**GIVEN EXERCISE**
Write the records out again, precisely as they stand.

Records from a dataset
((
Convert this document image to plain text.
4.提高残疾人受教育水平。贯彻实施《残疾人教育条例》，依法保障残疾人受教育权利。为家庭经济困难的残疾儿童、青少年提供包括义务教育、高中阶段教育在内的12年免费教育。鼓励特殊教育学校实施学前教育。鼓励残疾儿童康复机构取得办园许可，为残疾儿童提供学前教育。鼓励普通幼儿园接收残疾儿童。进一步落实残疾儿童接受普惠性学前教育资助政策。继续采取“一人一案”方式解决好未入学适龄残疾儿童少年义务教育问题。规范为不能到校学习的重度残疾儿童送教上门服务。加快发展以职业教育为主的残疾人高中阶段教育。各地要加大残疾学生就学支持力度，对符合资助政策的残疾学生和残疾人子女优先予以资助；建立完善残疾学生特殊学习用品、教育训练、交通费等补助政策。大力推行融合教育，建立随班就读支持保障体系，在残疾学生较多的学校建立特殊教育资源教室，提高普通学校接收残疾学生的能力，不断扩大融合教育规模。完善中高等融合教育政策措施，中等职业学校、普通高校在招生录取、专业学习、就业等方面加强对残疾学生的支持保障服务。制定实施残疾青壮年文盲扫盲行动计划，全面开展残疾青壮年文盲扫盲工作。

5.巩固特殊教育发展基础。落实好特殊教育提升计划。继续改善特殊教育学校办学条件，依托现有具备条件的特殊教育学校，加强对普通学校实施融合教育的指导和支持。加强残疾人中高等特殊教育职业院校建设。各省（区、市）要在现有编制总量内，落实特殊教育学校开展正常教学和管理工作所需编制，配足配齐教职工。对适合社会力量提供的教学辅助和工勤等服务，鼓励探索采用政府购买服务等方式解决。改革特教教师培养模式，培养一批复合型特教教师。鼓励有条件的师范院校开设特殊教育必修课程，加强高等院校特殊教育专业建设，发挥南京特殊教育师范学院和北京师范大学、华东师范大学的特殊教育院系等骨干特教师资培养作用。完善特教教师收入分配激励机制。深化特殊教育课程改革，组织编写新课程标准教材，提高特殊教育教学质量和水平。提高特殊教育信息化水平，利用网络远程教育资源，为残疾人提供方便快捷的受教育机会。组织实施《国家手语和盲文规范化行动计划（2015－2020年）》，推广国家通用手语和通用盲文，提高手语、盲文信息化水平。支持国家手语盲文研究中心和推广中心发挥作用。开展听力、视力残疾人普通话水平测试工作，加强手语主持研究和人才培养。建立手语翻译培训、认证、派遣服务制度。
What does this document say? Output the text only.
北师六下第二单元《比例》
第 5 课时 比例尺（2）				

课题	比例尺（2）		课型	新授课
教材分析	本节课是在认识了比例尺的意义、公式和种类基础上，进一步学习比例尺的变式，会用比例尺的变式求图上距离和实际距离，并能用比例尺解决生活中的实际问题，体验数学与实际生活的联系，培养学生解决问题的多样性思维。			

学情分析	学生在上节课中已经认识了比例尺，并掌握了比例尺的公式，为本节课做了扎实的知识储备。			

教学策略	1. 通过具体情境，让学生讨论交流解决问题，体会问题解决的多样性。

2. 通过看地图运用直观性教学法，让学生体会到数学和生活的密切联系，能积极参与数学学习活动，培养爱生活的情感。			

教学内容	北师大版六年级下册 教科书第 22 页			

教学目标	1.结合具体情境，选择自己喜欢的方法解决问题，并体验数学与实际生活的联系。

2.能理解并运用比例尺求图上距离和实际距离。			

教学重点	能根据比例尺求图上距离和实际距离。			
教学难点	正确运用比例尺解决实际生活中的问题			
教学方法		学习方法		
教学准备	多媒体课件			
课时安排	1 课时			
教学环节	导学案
))
**CORRECT RESULT**
Convert this document image to plain text.
4.提高残疾人受教育水平。贯彻实施《残疾人教育条例》，依法保障残疾人受教育权利。为家庭经济困难的残疾儿童、青少年提供包括义务教育、高中阶段教育在内的12年免费教育。鼓励特殊教育学校实施学前教育。鼓励残疾儿童康复机构取得办园许可，为残疾儿童提供学前教育。鼓励普通幼儿园接收残疾儿童。进一步落实残疾儿童接受普惠性学前教育资助政策。继续采取“一人一案”方式解决好未入学适龄残疾儿童少年义务教育问题。规范为不能到校学习的重度残疾儿童送教上门服务。加快发展以职业教育为主的残疾人高中阶段教育。各地要加大残疾学生就学支持力度，对符合资助政策的残疾学生和残疾人子女优先予以资助；建立完善残疾学生特殊学习用品、教育训练、交通费等补助政策。大力推行融合教育，建立随班就读支持保障体系，在残疾学生较多的学校建立特殊教育资源教室，提高普通学校接收残疾学生的能力，不断扩大融合教育规模。完善中高等融合教育政策措施，中等职业学校、普通高校在招生录取、专业学习、就业等方面加强对残疾学生的支持保障服务。制定实施残疾青壮年文盲扫盲行动计划，全面开展残疾青壮年文盲扫盲工作。

5.巩固特殊教育发展基础。落实好特殊教育提升计划。继续改善特殊教育学校办学条件，依托现有具备条件的特殊教育学校，加强对普通学校实施融合教育的指导和支持。加强残疾人中高等特殊教育职业院校建设。各省（区、市）要在现有编制总量内，落实特殊教育学校开展正常教学和管理工作所需编制，配足配齐教职工。对适合社会力量提供的教学辅助和工勤等服务，鼓励探索采用政府购买服务等方式解决。改革特教教师培养模式，培养一批复合型特教教师。鼓励有条件的师范院校开设特殊教育必修课程，加强高等院校特殊教育专业建设，发挥南京特殊教育师范学院和北京师范大学、华东师范大学的特殊教育院系等骨干特教师资培养作用。完善特教教师收入分配激励机制。深化特殊教育课程改革，组织编写新课程标准教材，提高特殊教育教学质量和水平。提高特殊教育信息化水平，利用网络远程教育资源，为残疾人提供方便快捷的受教育机会。组织实施《国家手语和盲文规范化行动计划（2015－2020年）》，推广国家通用手语和通用盲文，提高手语、盲文信息化水平。支持国家手语盲文研究中心和推广中心发挥作用。开展听力、视力残疾人普通话水平测试工作，加强手语主持研究和人才培养。建立手语翻译培训、认证、派遣服务制度。
What does this document say? Output the text only.
北师六下第二单元《比例》
第 5 课时 比例尺（2）				

课题	比例尺（2）		课型	新授课
教材分析	本节课是在认识了比例尺的意义、公式和种类基础上，进一步学习比例尺的变式，会用比例尺的变式求图上距离和实际距离，并能用比例尺解决生活中的实际问题，体验数学与实际生活的联系，培养学生解决问题的多样性思维。			

学情分析	学生在上节课中已经认识了比例尺，并掌握了比例尺的公式，为本节课做了扎实的知识储备。			

教学策略	1. 通过具体情境，让学生讨论交流解决问题，体会问题解决的多样性。

2. 通过看地图运用直观性教学法，让学生体会到数学和生活的密切联系，能积极参与数学学习活动，培养爱生活的情感。			

教学内容	北师大版六年级下册 教科书第 22 页			

教学目标	1.结合具体情境，选择自己喜欢的方法解决问题，并体验数学与实际生活的联系。

2.能理解并运用比例尺求图上距离和实际距离。			

教学重点	能根据比例尺求图上距离和实际距离。			
教学难点	正确运用比例尺解决实际生活中的问题			
教学方法		学习方法		
教学准备	多媒体课件			
课时安排	1 课时			
教学环节	导学案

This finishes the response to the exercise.